Objective: Transcribe the entries exactly; images are not part of the copy.

[BEGIN Task inputs]

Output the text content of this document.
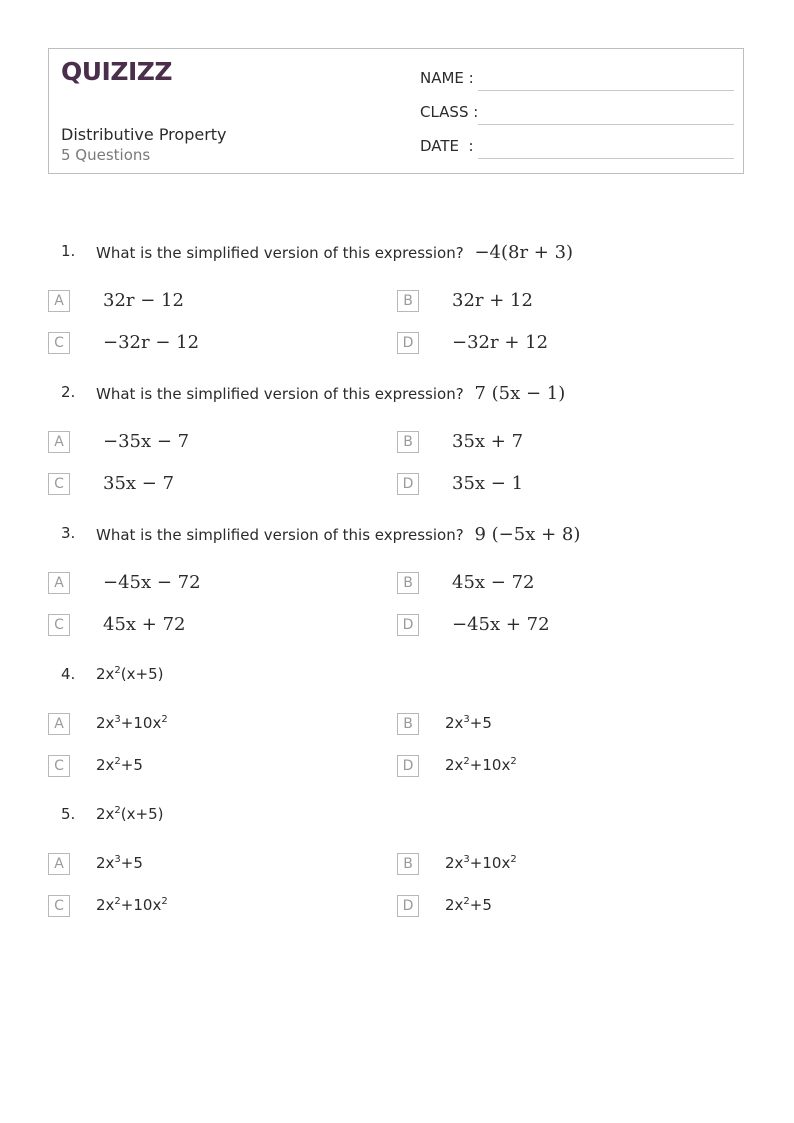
QUIZIZZ
Distributive Property
5 Questions
NAME :
CLASS :
DATE  :
1. What is the simplified version of this expression? −4(8r + 3)
A	32r − 12	B	32r + 12
C	−32r − 12	D	−32r + 12
2. What is the simplified version of this expression? 7 (5x − 1)
A	−35x − 7	B	35x + 7
C	35x − 7	D	35x − 1
3. What is the simplified version of this expression? 9 (−5x + 8)
A	−45x − 72	B	45x − 72
C	45x + 72	D	−45x + 72
4. $2x^2(x+5)$
A	$2x^3+10x^2$	B	$2x^3+5$
C	$2x^2+5$	D	$2x^2+10x^2$
5. $2x^2(x+5)$
A	$2x^3+5$	B	$2x^3+10x^2$
C	$2x^2+10x^2$	D	$2x^2+5$
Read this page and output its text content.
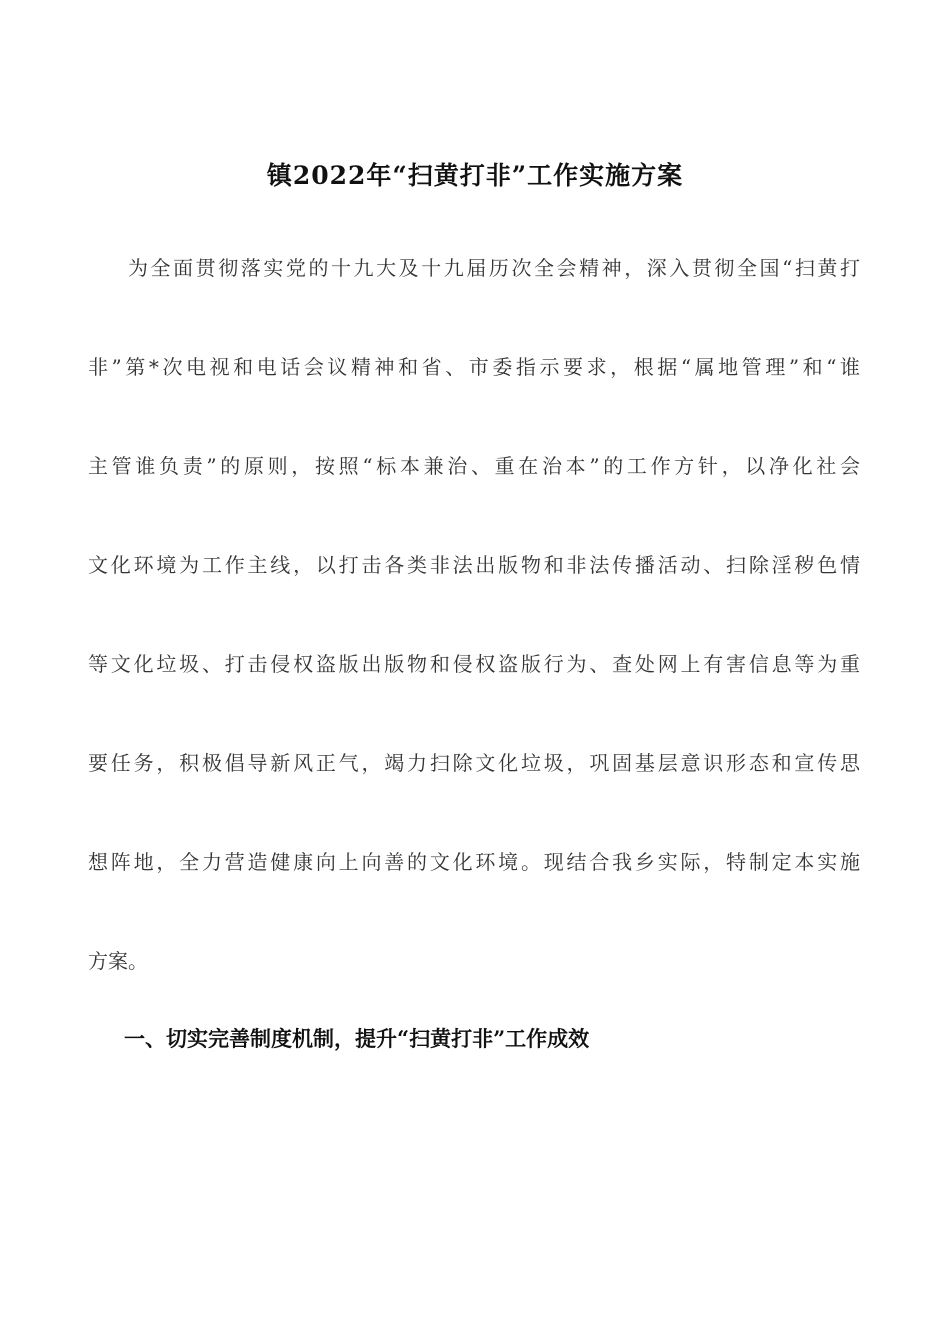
镇2022年“扫黄打非”工作实施方案
为全面贯彻落实党的十九大及十九届历次全会精神，深入贯彻全国“扫黄打
非”第*次电视和电话会议精神和省、市委指示要求，根据“属地管理”和“谁
主管谁负责”的原则，按照“标本兼治、重在治本”的工作方针，以净化社会
文化环境为工作主线，以打击各类非法出版物和非法传播活动、扫除淫秽色情
等文化垃圾、打击侵权盗版出版物和侵权盗版行为、查处网上有害信息等为重
要任务，积极倡导新风正气，竭力扫除文化垃圾，巩固基层意识形态和宣传思
想阵地，全力营造健康向上向善的文化环境。现结合我乡实际，特制定本实施
方案。
一、切实完善制度机制，提升“扫黄打非”工作成效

[END Task inputs]

Output of the task:
Output the text content of this document.
QUIZIZZ
Distributive Property
5 Questions
NAME :
CLASS :
DATE  :
1. What is the simplified version of this expression? −4(8r + 3)
A	32r − 12	B	32r + 12
C	−32r − 12	D	−32r + 12
2. What is the simplified version of this expression? 7 (5x − 1)
A	−35x − 7	B	35x + 7
C	35x − 7	D	35x − 1
3. What is the simplified version of this expression? 9 (−5x + 8)
A	−45x − 72	B	45x − 72
C	45x + 72	D	−45x + 72
4. $2x^2(x+5)$
A	$2x^3+10x^2$	B	$2x^3+5$
C	$2x^2+5$	D	$2x^2+10x^2$
5. $2x^2(x+5)$
A	$2x^3+5$	B	$2x^3+10x^2$
C	$2x^2+10x^2$	D	$2x^2+5$
Read this page and output its text content.
镇2022年“扫黄打非”工作实施方案
为全面贯彻落实党的十九大及十九届历次全会精神，深入贯彻全国“扫黄打
非”第*次电视和电话会议精神和省、市委指示要求，根据“属地管理”和“谁
主管谁负责”的原则，按照“标本兼治、重在治本”的工作方针，以净化社会
文化环境为工作主线，以打击各类非法出版物和非法传播活动、扫除淫秽色情
等文化垃圾、打击侵权盗版出版物和侵权盗版行为、查处网上有害信息等为重
要任务，积极倡导新风正气，竭力扫除文化垃圾，巩固基层意识形态和宣传思
想阵地，全力营造健康向上向善的文化环境。现结合我乡实际，特制定本实施
方案。
一、切实完善制度机制，提升“扫黄打非”工作成效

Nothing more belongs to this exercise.